> _EXTRACTED DATA_
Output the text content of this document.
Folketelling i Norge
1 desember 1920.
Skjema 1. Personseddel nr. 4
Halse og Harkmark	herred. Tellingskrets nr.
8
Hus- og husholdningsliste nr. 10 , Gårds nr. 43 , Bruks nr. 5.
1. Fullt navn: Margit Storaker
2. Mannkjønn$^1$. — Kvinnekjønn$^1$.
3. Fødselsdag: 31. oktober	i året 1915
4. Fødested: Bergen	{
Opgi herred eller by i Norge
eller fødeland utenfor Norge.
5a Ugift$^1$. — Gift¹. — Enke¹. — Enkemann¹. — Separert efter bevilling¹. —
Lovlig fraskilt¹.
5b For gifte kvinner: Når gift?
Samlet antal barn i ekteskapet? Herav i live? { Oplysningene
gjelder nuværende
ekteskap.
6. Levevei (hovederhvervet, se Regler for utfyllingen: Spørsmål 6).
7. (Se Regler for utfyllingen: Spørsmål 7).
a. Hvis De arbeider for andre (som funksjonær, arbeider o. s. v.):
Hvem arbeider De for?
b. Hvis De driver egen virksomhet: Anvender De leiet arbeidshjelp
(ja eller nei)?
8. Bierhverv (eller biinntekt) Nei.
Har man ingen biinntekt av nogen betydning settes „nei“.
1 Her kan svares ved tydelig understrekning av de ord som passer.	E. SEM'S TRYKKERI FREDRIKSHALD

> _DIRECTION_
In the listing above, count each line that holds the string "Regler". Give the number only.

> _PROBLEM SOLUTION_
2